##### Records for this exercise
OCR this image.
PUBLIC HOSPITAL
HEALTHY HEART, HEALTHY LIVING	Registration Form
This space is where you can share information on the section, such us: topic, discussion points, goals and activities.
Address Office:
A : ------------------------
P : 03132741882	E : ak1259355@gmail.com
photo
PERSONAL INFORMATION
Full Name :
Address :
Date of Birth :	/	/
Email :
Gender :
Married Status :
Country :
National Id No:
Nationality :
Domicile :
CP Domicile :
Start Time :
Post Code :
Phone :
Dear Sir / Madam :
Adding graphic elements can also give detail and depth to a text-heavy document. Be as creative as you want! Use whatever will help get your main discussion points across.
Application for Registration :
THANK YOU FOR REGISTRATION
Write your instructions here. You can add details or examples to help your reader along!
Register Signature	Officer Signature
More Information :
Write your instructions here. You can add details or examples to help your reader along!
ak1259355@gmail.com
##########
##### Records for this exercise
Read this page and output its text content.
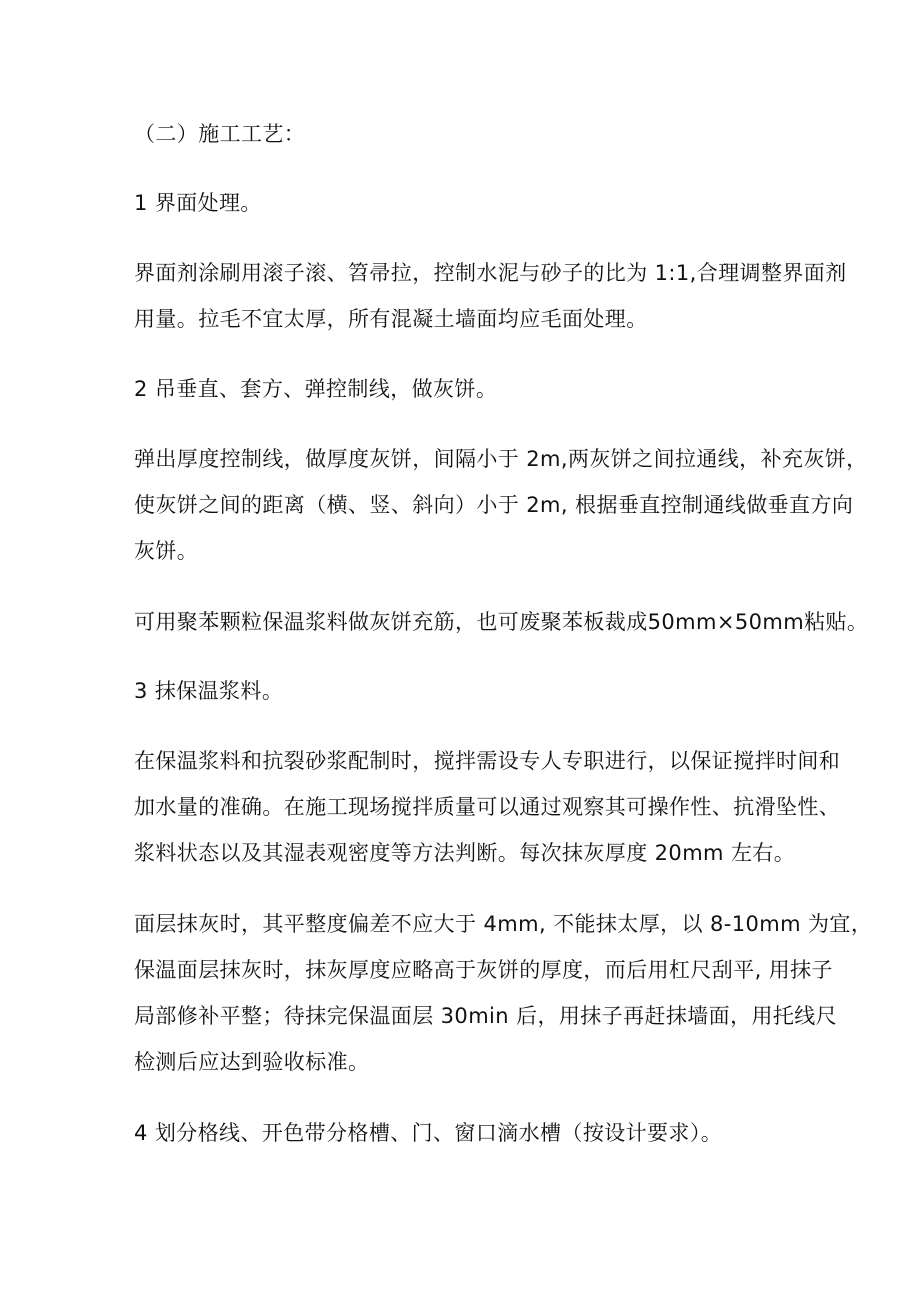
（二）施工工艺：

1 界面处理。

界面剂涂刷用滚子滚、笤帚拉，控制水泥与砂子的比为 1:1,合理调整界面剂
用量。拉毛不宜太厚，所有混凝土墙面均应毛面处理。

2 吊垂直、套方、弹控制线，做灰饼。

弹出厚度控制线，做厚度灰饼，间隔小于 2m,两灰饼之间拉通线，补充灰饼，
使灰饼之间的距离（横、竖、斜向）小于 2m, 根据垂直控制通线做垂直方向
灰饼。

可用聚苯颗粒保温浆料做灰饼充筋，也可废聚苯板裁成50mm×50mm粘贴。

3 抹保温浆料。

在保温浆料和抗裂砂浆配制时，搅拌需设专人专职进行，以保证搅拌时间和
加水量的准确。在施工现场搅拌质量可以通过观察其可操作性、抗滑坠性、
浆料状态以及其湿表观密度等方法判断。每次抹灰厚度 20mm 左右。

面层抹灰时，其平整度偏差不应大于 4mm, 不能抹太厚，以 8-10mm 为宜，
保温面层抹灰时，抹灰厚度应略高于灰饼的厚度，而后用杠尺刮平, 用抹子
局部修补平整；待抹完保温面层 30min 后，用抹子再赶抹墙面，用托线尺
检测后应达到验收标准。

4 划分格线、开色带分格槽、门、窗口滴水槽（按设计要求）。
##########
Exercise details:
Find the lines above that include the string "points" and copy them.

Solution to this task:
This space is where you can share information on the section, such us: topic, discussion points, goals and activities.
Adding graphic elements can also give detail and depth to a text-heavy document. Be as creative as you want! Use whatever will help get your main discussion points across.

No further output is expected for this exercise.